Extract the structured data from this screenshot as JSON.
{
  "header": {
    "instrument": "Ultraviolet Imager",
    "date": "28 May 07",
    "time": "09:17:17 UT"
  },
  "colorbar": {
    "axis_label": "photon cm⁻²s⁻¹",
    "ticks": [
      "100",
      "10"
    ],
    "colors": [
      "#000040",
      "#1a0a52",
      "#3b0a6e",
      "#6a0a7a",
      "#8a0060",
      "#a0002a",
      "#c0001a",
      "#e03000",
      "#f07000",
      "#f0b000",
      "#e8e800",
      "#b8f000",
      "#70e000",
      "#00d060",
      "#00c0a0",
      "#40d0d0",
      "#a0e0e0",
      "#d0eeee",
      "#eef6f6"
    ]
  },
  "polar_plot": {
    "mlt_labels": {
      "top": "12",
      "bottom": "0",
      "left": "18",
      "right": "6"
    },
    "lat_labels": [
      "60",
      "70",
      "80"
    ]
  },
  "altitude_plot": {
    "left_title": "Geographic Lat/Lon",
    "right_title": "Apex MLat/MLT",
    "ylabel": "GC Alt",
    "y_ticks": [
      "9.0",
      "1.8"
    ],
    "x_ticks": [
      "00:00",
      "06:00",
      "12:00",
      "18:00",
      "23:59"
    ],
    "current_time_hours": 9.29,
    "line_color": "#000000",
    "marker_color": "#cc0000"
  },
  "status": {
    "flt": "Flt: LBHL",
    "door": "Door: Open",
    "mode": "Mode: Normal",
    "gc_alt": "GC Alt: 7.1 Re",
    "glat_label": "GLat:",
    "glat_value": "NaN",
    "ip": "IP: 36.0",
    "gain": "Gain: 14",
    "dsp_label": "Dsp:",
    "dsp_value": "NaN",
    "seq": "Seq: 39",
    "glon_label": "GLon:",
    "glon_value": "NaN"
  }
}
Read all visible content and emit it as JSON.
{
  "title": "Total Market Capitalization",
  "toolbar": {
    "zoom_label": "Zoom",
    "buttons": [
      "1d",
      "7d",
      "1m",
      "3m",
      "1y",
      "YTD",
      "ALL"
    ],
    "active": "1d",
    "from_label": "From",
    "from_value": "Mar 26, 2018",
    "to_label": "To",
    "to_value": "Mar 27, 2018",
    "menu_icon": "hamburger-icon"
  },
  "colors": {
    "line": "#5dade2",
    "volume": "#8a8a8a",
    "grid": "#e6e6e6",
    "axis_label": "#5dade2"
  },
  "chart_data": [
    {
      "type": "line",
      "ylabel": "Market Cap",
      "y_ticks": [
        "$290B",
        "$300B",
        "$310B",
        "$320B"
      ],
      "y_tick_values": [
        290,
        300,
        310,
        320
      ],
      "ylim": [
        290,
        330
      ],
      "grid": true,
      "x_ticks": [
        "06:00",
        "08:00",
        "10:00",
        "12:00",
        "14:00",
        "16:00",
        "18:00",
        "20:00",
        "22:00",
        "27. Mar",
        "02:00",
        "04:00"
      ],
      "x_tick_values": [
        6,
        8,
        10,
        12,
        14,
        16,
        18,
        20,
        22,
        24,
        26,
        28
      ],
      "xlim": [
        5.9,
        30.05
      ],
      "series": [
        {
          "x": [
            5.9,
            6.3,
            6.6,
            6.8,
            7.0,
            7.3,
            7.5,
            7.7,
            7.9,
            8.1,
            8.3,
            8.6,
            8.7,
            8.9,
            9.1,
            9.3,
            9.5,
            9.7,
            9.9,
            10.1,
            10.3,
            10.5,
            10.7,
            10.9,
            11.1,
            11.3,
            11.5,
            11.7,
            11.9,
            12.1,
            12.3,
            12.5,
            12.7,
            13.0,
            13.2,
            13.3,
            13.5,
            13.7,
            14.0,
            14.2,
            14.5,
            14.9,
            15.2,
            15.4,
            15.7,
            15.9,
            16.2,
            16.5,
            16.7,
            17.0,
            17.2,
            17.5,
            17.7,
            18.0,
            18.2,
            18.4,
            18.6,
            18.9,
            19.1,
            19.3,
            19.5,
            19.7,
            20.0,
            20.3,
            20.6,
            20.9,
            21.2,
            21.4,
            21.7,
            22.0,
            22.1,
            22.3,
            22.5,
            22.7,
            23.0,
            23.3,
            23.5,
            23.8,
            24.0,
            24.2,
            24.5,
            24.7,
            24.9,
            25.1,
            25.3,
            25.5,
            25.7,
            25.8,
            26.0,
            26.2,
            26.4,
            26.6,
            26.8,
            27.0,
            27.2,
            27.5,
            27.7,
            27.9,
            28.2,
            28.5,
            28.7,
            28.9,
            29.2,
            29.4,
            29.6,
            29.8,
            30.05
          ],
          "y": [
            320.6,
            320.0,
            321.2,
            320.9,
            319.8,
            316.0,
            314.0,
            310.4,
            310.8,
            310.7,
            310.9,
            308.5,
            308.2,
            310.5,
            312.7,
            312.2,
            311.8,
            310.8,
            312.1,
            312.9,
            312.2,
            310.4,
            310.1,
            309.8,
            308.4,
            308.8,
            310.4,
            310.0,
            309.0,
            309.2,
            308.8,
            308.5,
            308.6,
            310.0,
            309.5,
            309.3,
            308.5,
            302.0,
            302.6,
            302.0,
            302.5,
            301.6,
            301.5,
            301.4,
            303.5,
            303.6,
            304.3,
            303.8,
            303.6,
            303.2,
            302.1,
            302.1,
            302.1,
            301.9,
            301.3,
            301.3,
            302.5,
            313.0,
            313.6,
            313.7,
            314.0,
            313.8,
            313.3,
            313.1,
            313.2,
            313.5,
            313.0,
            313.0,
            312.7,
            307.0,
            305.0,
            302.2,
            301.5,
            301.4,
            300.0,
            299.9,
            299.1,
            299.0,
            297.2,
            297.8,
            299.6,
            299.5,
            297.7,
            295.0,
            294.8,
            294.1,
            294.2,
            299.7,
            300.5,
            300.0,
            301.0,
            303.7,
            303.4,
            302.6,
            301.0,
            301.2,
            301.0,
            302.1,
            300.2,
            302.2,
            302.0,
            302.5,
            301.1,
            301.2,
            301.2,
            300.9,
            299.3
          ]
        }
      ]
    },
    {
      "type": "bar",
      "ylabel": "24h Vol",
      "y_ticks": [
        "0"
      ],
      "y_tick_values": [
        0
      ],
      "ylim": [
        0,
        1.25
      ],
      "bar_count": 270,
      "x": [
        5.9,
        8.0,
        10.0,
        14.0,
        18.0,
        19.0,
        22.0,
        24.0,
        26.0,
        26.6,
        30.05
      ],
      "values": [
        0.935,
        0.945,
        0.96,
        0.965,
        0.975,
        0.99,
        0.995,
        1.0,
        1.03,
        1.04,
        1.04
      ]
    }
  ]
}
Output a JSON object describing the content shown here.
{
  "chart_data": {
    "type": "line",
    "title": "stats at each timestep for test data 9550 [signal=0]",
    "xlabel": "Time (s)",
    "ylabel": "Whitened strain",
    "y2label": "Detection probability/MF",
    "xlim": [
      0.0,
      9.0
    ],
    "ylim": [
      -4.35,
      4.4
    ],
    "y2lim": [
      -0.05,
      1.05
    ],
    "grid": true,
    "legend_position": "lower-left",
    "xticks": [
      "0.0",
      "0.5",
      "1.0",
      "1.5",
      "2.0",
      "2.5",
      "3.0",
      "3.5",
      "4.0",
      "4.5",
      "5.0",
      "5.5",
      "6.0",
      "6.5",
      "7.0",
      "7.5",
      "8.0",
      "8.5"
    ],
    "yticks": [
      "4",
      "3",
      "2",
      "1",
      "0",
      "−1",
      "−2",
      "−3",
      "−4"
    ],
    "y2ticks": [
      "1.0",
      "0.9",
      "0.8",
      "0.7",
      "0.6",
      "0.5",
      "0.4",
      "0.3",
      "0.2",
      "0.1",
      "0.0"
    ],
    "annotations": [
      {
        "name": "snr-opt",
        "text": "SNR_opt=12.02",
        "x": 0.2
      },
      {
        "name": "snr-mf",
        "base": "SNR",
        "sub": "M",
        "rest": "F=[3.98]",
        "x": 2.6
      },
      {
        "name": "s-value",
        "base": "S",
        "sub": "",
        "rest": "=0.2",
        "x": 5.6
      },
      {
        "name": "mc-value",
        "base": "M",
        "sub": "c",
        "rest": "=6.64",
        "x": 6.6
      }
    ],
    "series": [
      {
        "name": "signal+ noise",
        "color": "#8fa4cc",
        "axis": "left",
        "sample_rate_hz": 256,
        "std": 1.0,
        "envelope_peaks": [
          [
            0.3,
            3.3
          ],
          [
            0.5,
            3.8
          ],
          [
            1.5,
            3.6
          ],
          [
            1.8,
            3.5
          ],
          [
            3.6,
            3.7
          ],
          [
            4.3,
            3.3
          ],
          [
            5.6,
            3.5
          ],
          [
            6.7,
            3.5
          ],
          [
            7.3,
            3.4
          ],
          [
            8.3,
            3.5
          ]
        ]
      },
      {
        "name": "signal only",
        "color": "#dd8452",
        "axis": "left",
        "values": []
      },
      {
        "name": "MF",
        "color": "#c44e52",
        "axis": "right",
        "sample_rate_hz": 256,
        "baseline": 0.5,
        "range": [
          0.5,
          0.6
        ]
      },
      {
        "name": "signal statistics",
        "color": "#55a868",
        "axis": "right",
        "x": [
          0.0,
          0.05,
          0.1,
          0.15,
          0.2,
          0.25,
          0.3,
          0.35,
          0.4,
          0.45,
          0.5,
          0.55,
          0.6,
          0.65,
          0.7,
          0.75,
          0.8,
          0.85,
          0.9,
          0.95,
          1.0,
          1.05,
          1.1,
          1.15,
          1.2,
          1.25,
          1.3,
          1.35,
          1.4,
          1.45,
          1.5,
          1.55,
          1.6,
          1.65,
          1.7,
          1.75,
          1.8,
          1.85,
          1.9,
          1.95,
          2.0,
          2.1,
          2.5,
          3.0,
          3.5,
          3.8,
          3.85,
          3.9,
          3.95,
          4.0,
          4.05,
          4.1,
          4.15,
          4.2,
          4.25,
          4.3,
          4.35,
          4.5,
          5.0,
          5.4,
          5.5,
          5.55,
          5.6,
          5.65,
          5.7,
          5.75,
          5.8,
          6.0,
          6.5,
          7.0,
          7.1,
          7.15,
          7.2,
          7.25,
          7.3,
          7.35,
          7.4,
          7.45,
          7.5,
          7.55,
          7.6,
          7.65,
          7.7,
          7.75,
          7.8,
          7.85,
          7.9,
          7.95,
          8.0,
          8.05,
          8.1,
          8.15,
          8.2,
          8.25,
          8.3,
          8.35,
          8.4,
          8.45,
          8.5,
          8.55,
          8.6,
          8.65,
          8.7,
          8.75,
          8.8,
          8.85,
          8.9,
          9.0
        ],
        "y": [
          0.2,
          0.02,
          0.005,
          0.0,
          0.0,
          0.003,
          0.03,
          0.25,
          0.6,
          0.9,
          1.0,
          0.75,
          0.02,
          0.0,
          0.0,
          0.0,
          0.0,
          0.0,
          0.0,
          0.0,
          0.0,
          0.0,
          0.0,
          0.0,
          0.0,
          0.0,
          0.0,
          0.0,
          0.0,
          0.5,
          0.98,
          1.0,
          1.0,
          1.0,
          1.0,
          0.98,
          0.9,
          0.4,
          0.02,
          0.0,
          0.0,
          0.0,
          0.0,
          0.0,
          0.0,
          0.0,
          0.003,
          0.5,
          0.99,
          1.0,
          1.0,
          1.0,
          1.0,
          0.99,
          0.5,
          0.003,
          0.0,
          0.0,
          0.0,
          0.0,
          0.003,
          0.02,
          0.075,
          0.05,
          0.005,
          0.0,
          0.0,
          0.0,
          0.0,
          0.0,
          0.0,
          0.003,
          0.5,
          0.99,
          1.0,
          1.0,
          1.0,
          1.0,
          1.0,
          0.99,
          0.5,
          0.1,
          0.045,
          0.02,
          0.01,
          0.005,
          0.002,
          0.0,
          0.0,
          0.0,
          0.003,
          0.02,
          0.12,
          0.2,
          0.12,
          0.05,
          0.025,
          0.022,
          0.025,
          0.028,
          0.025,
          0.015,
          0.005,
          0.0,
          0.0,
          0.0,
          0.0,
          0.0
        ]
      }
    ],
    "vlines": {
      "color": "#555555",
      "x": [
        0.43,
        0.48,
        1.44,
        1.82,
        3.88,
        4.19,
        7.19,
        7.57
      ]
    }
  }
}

## STATED PROBLEM
Extract all lines containing the word "signal".

## WRITTEN REPLY
    "title": "stats at each timestep for test data 9550 [signal=0]",
        "name": "signal+ noise",
        "name": "signal only",
        "name": "signal statistics",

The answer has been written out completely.